• [GOAL OF THE EXERCISE]: Copy out all the lines where "flights" shows up.

··· SUPPLIED RECORDS

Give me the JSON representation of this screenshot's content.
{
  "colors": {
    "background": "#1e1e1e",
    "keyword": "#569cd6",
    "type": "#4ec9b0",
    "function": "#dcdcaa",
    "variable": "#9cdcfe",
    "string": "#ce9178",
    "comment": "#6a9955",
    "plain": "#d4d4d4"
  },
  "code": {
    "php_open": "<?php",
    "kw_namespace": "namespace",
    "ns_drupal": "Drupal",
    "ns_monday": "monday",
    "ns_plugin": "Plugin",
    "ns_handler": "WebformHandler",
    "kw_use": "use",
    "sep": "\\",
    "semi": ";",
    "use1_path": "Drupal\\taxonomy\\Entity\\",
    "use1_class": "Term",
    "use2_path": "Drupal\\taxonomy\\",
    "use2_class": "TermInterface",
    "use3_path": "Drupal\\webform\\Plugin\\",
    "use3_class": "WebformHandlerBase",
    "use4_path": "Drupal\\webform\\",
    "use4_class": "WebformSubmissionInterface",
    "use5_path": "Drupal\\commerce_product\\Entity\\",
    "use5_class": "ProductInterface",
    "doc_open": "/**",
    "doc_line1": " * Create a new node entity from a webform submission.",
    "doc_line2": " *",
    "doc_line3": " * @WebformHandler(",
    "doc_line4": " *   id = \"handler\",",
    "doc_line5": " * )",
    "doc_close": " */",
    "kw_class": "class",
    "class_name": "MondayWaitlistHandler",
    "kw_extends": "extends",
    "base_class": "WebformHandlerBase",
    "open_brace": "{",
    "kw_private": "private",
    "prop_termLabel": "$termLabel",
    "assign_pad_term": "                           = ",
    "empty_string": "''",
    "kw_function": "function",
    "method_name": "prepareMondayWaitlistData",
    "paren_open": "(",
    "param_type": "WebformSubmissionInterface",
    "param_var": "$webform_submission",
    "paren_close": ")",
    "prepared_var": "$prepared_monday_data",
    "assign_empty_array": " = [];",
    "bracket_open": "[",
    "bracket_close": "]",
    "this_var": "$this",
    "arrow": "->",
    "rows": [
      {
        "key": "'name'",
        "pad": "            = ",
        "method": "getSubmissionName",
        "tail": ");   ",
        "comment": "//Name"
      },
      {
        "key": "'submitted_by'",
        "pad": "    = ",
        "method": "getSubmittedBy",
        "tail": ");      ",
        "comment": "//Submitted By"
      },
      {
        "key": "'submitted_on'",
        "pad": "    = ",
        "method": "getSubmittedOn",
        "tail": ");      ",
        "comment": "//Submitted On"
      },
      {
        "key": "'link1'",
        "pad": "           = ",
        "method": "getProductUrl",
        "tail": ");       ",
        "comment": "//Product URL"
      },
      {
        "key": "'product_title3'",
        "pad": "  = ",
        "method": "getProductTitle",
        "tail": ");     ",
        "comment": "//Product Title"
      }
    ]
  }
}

······
··· SUPPLIED RECORDS

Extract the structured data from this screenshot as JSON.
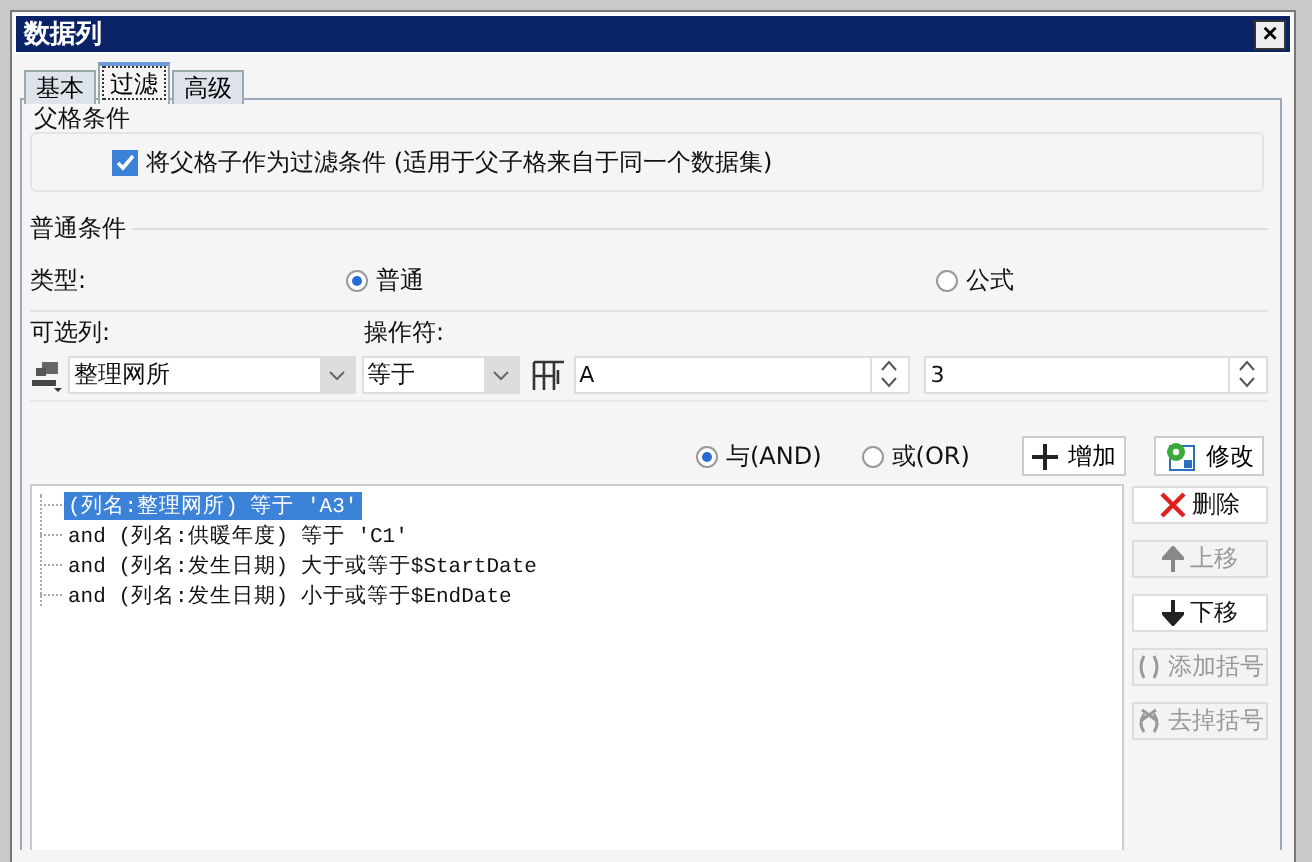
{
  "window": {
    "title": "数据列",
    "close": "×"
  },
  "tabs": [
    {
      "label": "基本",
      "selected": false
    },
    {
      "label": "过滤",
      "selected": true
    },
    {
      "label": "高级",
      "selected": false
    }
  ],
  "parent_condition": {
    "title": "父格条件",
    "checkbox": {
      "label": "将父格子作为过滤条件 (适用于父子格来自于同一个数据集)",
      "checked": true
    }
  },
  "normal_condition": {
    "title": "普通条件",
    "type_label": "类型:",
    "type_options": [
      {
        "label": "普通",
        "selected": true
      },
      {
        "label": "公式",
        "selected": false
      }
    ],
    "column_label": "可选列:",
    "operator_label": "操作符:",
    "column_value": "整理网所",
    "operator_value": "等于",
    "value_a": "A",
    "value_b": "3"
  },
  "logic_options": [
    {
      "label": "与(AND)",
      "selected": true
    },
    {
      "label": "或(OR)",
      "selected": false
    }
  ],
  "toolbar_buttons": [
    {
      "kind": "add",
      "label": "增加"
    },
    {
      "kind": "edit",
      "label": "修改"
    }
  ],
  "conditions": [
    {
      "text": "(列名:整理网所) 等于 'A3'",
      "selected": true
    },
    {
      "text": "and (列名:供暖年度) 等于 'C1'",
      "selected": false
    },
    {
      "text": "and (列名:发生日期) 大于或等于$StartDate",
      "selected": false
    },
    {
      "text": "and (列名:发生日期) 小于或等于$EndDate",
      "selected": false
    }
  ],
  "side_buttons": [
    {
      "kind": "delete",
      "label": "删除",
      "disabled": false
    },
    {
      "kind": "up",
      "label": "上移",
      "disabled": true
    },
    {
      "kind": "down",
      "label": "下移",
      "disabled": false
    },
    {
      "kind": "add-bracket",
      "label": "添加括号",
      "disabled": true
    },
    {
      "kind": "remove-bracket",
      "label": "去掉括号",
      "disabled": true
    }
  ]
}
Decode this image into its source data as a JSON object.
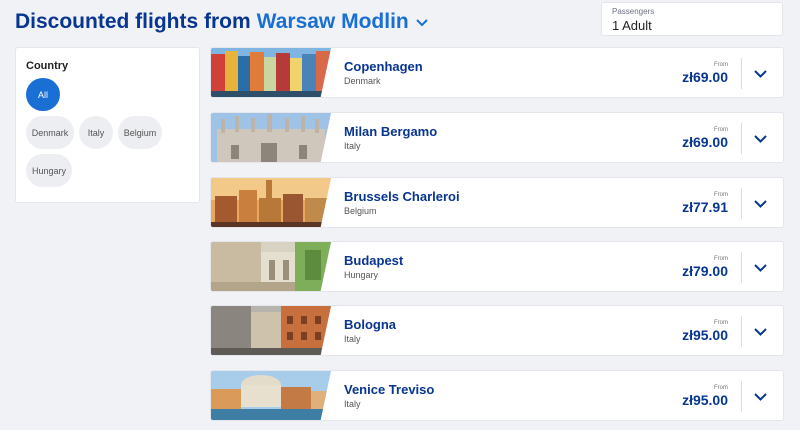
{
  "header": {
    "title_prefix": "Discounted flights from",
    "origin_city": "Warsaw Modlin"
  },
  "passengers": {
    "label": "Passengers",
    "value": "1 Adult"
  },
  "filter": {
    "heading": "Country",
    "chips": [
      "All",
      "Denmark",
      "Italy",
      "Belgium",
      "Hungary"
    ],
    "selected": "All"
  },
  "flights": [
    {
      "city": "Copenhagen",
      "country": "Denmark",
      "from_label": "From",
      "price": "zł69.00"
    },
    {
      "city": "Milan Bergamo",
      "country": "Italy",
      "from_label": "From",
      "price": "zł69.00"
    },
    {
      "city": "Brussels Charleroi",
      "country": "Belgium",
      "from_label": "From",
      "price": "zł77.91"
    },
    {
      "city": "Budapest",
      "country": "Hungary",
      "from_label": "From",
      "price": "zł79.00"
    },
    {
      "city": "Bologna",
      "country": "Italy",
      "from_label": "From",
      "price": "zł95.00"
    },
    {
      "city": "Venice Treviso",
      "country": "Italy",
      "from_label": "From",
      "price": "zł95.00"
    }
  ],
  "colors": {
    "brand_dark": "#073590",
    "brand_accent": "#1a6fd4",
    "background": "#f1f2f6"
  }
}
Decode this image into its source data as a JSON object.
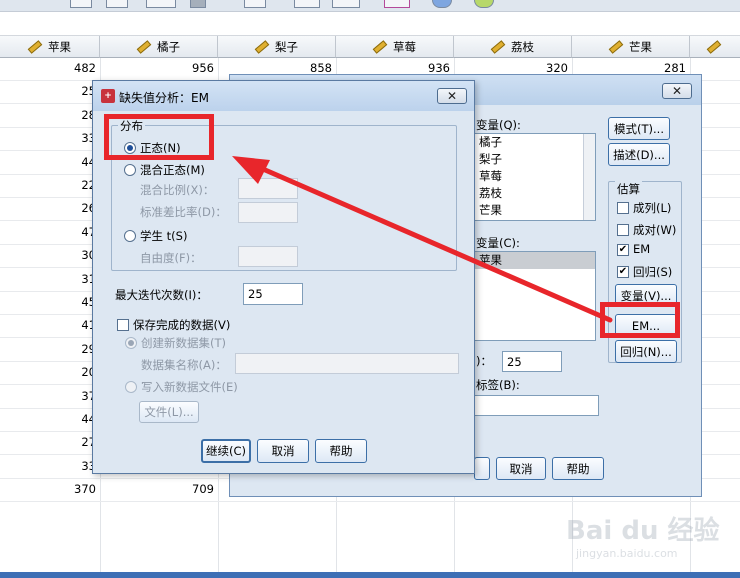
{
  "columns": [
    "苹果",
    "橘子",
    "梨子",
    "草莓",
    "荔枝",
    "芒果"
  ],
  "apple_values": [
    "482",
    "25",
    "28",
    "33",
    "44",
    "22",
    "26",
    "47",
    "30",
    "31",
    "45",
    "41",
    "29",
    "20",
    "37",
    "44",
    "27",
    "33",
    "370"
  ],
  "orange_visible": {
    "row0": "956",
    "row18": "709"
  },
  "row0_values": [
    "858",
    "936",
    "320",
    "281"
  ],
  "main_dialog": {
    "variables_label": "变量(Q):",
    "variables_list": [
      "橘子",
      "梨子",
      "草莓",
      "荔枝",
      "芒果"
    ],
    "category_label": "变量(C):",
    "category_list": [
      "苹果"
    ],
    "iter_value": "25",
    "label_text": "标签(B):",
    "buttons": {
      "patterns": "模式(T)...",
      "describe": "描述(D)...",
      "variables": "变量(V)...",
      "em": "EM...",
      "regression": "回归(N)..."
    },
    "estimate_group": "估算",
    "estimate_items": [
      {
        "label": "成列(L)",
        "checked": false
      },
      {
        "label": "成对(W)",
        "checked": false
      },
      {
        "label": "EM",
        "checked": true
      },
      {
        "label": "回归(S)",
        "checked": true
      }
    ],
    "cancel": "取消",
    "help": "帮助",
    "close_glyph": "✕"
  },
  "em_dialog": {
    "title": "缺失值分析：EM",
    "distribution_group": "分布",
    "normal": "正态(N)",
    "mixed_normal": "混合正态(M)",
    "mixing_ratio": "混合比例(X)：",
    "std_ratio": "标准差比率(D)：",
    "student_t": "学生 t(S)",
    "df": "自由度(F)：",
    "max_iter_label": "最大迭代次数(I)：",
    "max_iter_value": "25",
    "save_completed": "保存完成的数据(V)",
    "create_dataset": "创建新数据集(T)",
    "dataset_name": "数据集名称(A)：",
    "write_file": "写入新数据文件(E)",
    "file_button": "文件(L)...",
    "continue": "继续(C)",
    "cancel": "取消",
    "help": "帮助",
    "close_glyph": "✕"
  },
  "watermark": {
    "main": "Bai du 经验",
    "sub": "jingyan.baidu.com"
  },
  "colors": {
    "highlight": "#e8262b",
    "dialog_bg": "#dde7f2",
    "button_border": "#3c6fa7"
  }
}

······

• [RESULT FOR THIS EXERCISE]:
    "title_prefix": "Discounted flights from",
  "flights": [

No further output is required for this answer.